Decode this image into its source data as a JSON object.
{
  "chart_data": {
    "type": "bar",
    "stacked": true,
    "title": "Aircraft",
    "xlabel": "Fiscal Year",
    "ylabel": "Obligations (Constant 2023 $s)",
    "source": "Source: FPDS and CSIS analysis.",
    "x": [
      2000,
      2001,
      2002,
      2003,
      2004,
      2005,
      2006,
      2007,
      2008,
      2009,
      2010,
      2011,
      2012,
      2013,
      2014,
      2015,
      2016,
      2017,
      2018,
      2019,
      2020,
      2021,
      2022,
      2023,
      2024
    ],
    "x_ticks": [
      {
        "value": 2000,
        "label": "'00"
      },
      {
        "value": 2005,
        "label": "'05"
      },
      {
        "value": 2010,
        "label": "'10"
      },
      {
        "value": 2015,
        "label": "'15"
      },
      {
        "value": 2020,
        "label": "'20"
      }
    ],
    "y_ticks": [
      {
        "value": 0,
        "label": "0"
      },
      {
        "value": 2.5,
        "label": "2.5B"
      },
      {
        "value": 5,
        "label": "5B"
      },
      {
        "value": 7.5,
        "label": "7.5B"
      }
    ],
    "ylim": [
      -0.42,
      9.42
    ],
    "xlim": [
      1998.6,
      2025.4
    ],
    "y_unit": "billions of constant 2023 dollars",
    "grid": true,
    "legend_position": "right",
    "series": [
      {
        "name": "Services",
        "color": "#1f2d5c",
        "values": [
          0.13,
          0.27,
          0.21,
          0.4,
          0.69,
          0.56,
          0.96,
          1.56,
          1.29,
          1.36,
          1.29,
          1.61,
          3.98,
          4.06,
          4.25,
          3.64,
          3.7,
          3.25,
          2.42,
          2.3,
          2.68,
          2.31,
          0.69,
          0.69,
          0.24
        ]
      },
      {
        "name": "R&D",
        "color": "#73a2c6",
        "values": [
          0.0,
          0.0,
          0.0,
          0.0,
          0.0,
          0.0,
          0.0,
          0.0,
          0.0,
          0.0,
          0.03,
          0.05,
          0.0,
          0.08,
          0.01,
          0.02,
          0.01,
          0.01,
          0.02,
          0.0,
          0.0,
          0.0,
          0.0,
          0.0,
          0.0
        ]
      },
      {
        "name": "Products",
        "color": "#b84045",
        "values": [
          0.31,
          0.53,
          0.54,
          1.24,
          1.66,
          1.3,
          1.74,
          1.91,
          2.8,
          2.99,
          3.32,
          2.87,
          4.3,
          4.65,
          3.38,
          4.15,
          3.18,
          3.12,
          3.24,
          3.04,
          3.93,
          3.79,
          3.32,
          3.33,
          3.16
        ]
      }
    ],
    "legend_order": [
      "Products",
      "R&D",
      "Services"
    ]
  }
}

----

## What the task asks
All of the data must be returned exactly.

## Task answer
Decode this image into its source data as a JSON object.
{
  "chart_data": {
    "type": "bar",
    "stacked": true,
    "title": "Aircraft",
    "xlabel": "Fiscal Year",
    "ylabel": "Obligations (Constant 2023 $s)",
    "source": "Source: FPDS and CSIS analysis.",
    "x": [
      2000,
      2001,
      2002,
      2003,
      2004,
      2005,
      2006,
      2007,
      2008,
      2009,
      2010,
      2011,
      2012,
      2013,
      2014,
      2015,
      2016,
      2017,
      2018,
      2019,
      2020,
      2021,
      2022,
      2023,
      2024
    ],
    "x_ticks": [
      {
        "value": 2000,
        "label": "'00"
      },
      {
        "value": 2005,
        "label": "'05"
      },
      {
        "value": 2010,
        "label": "'10"
      },
      {
        "value": 2015,
        "label": "'15"
      },
      {
        "value": 2020,
        "label": "'20"
      }
    ],
    "y_ticks": [
      {
        "value": 0,
        "label": "0"
      },
      {
        "value": 2.5,
        "label": "2.5B"
      },
      {
        "value": 5,
        "label": "5B"
      },
      {
        "value": 7.5,
        "label": "7.5B"
      }
    ],
    "ylim": [
      -0.42,
      9.42
    ],
    "xlim": [
      1998.6,
      2025.4
    ],
    "y_unit": "billions of constant 2023 dollars",
    "grid": true,
    "legend_position": "right",
    "series": [
      {
        "name": "Services",
        "color": "#1f2d5c",
        "values": [
          0.13,
          0.27,
          0.21,
          0.4,
          0.69,
          0.56,
          0.96,
          1.56,
          1.29,
          1.36,
          1.29,
          1.61,
          3.98,
          4.06,
          4.25,
          3.64,
          3.7,
          3.25,
          2.42,
          2.3,
          2.68,
          2.31,
          0.69,
          0.69,
          0.24
        ]
      },
      {
        "name": "R&D",
        "color": "#73a2c6",
        "values": [
          0.0,
          0.0,
          0.0,
          0.0,
          0.0,
          0.0,
          0.0,
          0.0,
          0.0,
          0.0,
          0.03,
          0.05,
          0.0,
          0.08,
          0.01,
          0.02,
          0.01,
          0.01,
          0.02,
          0.0,
          0.0,
          0.0,
          0.0,
          0.0,
          0.0
        ]
      },
      {
        "name": "Products",
        "color": "#b84045",
        "values": [
          0.31,
          0.53,
          0.54,
          1.24,
          1.66,
          1.3,
          1.74,
          1.91,
          2.8,
          2.99,
          3.32,
          2.87,
          4.3,
          4.65,
          3.38,
          4.15,
          3.18,
          3.12,
          3.24,
          3.04,
          3.93,
          3.79,
          3.32,
          3.33,
          3.16
        ]
      }
    ],
    "legend_order": [
      "Products",
      "R&D",
      "Services"
    ]
  }
}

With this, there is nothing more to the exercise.